• TEXT EXCERPT:
★ ★ ★
Dengue outbreaks have been reported in communities along the
Mexico--US border since 1980 (1); however, during
1987--July 1999, no cases were reported from Laredo, Texas (1999 population: 162,000). During
January--July 1999, approximately 300--325 dengue cases were reported from Nuevo
Laredo, Tamaulipas, Mexico (1999 population: 274,000), a city across the Rio Grande
from Laredo. To determine whether undiagnosed or unreported dengue cases had
occurred in Laredo, the Texas Department of Health (TDH) reviewed medical records from
five Laredo health facilities (the two city hospitals and the three largest of five
community clinics). This report summarizes the findings of the review, which indicated that
during July 23--August 20, 1999, 50% of suspected case-patients had undiagnosed
dengue infection. Recognition of the diagnosis of dengue can be improved through
heightened surveillance, professional and public education, and prompt reporting of cases by
the health-care providers to local or state health departments.
Medical records were reviewed for all patients who presented to one of the
five facilities with fever, arthralgias, myalgias, rash, or headache during July
23--August 20. A case of dengue was suspected in a person aged
>5 years with a temperature of
>101 F (>38.3 C) and rash of any duration or fever for
>3 days without cough or diarrhea. During August
20--October 31, blood was drawn from suspected
dengue case-patients and serum samples were tested for antidengue IgG and dengue
IgM antibodies at the TDH laboratory. A confirmed case of recent dengue was defined as
a positive IgM test or a fourfold or greater increase in the IgG antibody titer
between acute- and convalescent-phase serum samples.
★ ★ ★
• TASK LIST:
[1] In the dengue report, which agency reviewed the medical records from the Laredo health facilities?
[2] List every symptom in the dengue report that led to a patient's medical record being reviewed.

• PROVIDED DATA:
★ ★ ★
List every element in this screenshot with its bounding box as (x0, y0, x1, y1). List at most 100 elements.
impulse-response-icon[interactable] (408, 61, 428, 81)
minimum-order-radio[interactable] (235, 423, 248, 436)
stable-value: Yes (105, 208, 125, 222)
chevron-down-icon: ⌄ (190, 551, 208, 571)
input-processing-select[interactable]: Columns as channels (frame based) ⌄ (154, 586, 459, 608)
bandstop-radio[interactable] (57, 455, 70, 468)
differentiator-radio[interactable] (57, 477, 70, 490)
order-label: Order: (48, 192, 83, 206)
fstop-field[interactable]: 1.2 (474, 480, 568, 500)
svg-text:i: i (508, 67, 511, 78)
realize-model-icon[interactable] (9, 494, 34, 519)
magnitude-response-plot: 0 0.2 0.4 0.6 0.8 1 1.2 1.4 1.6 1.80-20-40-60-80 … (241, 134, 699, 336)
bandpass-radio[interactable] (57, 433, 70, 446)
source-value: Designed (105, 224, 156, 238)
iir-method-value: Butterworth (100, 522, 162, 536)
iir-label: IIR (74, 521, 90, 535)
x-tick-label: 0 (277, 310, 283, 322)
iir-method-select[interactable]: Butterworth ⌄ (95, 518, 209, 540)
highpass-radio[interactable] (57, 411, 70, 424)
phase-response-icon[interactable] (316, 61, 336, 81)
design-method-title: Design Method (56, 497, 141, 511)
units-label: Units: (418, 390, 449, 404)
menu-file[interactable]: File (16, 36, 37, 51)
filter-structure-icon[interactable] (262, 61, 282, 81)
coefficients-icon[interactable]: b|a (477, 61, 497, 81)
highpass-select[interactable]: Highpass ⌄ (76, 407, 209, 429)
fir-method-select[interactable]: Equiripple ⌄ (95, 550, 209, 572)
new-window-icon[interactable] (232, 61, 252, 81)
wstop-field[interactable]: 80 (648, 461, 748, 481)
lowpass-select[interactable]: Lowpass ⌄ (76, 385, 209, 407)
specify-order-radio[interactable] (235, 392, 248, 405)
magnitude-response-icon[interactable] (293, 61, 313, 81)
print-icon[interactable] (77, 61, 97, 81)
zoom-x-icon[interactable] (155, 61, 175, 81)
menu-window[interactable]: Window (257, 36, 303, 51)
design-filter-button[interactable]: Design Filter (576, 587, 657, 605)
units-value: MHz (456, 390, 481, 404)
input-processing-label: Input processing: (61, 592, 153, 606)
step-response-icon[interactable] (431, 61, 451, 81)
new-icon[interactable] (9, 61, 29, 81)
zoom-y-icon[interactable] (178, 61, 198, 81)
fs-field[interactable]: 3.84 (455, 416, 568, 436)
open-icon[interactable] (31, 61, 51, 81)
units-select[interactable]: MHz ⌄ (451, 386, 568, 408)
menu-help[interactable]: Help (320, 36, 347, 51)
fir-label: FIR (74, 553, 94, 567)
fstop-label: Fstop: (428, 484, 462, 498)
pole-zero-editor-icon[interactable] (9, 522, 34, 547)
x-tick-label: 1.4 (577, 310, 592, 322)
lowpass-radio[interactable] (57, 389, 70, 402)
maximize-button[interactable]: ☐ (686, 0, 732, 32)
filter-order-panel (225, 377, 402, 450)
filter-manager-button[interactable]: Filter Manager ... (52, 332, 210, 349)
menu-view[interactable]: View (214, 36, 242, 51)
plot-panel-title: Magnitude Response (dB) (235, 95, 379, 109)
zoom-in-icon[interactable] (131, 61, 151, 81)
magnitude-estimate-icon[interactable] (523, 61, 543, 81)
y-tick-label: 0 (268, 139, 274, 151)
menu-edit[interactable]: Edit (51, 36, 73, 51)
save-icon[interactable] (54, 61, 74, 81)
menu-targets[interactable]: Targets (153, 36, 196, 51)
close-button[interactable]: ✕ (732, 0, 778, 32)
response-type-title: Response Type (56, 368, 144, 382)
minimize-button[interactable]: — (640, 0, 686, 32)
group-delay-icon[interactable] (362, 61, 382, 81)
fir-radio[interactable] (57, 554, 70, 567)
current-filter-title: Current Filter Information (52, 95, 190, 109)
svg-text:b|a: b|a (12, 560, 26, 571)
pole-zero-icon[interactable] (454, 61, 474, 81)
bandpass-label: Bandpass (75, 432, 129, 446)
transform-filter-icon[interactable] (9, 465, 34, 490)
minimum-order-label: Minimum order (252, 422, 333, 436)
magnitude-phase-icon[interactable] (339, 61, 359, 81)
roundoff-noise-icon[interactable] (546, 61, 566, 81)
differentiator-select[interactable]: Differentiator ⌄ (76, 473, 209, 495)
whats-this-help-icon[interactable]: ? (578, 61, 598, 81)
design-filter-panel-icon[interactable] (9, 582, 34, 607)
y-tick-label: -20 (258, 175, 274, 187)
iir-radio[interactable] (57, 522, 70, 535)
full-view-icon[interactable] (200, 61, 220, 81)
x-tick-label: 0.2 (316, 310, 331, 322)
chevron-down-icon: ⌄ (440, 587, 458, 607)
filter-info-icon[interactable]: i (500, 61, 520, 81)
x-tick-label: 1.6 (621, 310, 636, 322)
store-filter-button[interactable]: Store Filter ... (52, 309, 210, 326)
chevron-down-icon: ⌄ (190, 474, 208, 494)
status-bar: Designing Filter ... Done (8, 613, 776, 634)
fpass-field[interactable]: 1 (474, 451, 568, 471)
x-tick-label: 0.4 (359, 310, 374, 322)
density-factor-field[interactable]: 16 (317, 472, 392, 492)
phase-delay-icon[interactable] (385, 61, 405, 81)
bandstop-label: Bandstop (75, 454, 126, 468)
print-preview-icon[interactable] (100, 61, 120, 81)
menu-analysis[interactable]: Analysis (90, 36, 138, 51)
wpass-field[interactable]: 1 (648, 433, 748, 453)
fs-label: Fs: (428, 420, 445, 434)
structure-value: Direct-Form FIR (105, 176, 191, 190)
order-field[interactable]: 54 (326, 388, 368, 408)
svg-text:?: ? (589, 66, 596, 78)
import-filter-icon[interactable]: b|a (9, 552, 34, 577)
★ ★ ★
• RESULTS FOR THE EXERCISE:
[1] The Texas Department of Health (TDH) reviewed the medical records.

[2] Fever, arthralgias, myalgias, rash, headache